:: Datos de trabajo

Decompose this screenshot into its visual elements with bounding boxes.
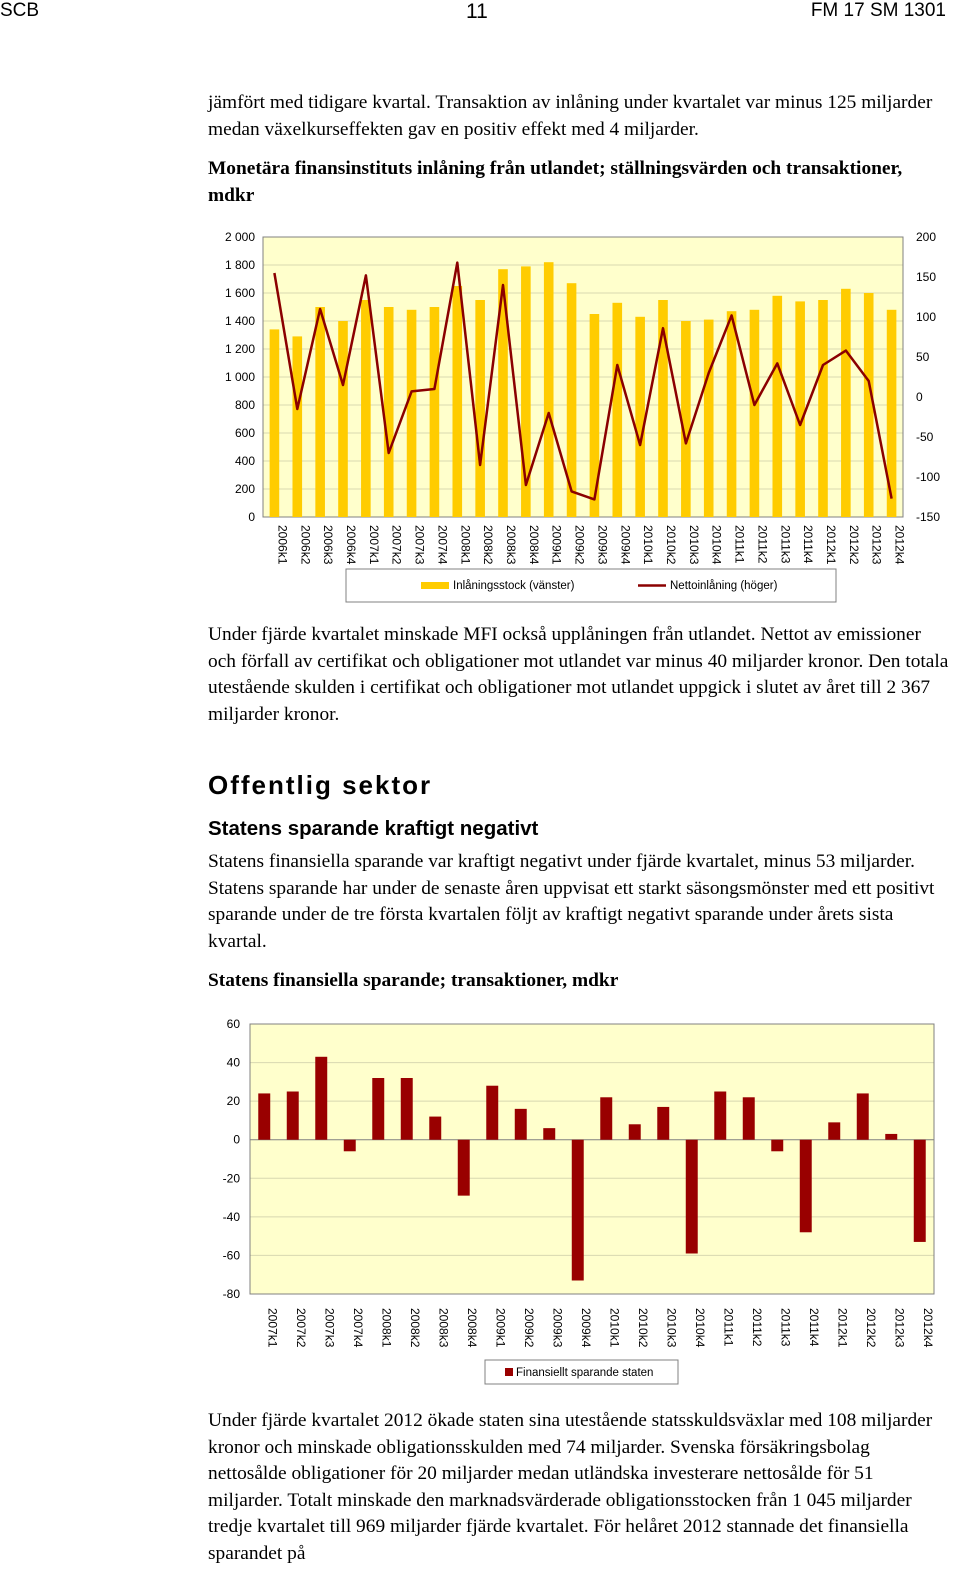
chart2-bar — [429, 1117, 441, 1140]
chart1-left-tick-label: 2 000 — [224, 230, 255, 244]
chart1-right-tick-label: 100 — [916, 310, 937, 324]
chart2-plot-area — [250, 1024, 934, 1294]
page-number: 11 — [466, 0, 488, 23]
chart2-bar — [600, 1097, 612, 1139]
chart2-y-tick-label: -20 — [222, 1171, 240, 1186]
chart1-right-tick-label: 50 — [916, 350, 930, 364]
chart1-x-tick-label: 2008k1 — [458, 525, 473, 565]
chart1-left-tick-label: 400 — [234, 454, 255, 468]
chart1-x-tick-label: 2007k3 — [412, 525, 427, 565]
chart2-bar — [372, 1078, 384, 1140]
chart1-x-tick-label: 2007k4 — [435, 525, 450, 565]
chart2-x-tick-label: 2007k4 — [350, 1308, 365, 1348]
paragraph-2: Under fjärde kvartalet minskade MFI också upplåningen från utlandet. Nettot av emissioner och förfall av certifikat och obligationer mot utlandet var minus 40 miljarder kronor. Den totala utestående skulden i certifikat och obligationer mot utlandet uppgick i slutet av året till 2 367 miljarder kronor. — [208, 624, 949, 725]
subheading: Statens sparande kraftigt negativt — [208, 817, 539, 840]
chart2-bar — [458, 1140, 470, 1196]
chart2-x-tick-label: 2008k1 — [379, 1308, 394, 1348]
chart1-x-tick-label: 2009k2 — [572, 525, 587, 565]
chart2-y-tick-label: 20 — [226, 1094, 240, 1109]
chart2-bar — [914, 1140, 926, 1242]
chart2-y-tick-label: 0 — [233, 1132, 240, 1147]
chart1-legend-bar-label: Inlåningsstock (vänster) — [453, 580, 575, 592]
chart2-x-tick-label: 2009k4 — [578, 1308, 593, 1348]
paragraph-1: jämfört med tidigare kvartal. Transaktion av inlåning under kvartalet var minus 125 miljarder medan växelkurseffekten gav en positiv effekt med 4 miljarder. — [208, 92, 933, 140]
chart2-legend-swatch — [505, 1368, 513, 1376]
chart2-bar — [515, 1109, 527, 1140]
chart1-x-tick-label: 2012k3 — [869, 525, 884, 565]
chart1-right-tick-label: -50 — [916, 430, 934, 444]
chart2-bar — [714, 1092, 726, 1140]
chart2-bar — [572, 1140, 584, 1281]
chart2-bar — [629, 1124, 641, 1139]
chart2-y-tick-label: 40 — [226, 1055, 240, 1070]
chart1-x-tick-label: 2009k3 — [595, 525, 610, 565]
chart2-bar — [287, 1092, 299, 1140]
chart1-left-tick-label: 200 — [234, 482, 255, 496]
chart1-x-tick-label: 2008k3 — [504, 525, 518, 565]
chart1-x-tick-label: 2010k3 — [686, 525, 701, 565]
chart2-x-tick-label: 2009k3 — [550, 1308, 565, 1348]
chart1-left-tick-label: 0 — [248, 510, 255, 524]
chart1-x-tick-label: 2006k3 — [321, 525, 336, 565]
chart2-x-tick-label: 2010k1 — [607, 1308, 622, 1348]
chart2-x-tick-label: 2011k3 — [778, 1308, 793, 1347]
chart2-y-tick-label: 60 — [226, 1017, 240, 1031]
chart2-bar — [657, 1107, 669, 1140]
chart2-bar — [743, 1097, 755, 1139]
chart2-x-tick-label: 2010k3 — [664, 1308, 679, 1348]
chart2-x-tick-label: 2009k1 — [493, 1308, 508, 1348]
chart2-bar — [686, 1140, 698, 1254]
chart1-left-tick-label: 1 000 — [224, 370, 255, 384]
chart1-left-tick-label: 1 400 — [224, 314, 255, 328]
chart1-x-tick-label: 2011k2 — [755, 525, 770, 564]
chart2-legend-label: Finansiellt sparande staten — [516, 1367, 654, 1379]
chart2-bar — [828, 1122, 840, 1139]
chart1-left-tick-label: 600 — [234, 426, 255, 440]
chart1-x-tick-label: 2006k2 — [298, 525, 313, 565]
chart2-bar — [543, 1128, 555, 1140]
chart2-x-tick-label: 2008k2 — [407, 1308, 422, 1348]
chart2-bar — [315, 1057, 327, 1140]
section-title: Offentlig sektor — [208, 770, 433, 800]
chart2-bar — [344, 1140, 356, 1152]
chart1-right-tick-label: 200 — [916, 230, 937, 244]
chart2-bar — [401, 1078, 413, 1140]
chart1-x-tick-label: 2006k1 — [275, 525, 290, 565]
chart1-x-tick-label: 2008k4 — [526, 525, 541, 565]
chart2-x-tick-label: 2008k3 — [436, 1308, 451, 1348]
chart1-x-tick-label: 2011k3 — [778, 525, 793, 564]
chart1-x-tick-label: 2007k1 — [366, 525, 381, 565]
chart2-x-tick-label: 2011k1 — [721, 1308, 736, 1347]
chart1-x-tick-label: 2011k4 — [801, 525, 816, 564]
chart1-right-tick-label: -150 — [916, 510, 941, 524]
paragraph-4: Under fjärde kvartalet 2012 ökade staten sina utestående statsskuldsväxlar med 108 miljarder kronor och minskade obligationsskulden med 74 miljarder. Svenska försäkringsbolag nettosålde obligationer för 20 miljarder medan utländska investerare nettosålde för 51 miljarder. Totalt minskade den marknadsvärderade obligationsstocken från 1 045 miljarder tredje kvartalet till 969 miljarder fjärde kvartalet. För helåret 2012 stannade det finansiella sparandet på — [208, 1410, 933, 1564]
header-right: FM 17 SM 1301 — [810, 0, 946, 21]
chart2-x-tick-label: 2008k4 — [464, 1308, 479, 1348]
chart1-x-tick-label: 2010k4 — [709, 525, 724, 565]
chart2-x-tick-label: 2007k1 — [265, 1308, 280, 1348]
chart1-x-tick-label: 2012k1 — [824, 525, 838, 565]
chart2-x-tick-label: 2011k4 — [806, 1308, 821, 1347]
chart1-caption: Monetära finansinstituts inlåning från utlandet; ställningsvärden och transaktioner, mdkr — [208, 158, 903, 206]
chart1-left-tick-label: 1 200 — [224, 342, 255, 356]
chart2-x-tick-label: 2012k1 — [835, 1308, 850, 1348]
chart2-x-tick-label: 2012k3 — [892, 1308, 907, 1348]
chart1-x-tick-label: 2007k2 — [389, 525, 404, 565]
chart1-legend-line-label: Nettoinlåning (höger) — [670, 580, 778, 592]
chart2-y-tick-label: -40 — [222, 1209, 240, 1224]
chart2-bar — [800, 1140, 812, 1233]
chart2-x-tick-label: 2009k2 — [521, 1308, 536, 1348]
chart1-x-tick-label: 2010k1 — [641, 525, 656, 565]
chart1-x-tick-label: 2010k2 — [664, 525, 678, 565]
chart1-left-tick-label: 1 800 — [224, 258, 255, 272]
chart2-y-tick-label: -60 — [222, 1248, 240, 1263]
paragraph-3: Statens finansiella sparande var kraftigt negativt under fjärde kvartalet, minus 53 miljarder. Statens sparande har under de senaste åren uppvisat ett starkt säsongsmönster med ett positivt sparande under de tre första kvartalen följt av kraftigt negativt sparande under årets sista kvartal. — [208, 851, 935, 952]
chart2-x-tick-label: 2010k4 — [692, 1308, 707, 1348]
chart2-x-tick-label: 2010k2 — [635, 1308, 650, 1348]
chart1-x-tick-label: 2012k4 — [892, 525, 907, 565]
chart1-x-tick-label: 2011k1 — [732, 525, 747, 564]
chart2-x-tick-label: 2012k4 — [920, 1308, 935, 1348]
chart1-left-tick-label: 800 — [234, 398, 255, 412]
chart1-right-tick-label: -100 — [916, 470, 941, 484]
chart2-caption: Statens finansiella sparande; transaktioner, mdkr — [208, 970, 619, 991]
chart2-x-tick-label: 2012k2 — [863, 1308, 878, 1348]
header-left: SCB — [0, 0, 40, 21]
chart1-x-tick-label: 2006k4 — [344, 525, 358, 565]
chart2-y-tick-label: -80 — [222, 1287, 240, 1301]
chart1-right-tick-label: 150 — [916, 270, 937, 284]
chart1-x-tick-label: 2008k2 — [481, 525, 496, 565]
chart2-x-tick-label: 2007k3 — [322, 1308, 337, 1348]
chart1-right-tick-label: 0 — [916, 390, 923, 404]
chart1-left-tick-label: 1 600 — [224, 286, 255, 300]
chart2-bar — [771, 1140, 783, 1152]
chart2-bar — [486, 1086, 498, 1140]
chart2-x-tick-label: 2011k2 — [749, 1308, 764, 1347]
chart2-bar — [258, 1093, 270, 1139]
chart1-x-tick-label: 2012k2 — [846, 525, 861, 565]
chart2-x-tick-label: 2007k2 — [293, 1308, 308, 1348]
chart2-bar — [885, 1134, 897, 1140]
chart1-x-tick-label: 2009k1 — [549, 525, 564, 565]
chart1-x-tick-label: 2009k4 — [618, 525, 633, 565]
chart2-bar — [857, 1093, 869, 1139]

::::
:: Datos de trabajo

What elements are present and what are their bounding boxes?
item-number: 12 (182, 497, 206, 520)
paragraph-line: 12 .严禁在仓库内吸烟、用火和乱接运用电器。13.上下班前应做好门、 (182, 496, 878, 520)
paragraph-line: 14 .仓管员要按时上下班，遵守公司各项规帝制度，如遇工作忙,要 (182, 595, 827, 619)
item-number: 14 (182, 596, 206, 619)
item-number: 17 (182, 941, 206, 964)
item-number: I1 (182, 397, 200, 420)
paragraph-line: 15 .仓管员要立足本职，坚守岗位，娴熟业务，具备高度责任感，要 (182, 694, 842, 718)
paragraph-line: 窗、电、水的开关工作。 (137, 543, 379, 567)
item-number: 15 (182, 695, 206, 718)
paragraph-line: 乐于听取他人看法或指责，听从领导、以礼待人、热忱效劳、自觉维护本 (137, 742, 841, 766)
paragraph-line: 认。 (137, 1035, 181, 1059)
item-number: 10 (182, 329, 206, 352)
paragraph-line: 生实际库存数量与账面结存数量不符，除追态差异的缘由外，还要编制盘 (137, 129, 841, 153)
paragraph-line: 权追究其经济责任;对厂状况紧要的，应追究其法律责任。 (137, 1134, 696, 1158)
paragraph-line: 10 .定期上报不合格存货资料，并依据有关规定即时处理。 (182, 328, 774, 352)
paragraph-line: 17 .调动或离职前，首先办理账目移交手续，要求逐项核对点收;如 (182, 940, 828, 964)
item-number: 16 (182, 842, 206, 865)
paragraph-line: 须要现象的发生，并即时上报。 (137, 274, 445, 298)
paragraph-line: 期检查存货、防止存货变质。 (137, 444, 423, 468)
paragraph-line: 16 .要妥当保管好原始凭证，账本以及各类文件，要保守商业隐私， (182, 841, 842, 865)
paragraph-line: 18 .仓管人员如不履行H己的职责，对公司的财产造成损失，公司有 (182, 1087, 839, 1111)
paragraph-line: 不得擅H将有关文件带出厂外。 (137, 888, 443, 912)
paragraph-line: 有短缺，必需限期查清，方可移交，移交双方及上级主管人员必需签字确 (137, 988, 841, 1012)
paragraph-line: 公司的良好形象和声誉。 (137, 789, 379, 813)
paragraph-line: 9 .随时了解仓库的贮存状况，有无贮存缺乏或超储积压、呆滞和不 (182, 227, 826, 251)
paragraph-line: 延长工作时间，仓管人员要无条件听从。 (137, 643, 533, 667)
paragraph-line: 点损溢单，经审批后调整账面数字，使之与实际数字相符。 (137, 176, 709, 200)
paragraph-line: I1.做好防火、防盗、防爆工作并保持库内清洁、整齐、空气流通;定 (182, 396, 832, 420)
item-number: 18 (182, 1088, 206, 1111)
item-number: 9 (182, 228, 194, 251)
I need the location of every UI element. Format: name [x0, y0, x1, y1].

::::

Trabajo solicitado: Reproduzca fielmente el tramo del material que va desde la línea que contiene "chart2-bar — [429, 1117, 441, 1140]" hasta la línea que contiene "chart1-x-tick-label: 2008k1 —", ambas incluidas.

Respuesta del ejercicio:
chart2-bar — [429, 1117, 441, 1140]
chart1-left-tick-label: 2 000 — [224, 230, 255, 244]
chart1-right-tick-label: 100 — [916, 310, 937, 324]
chart2-plot-area — [250, 1024, 934, 1294]
page-number: 11 — [466, 0, 488, 23]
chart2-bar — [600, 1097, 612, 1139]
chart2-y-tick-label: -20 — [222, 1171, 240, 1186]
chart1-right-tick-label: 50 — [916, 350, 930, 364]
chart1-x-tick-label: 2008k1 — [458, 525, 473, 565]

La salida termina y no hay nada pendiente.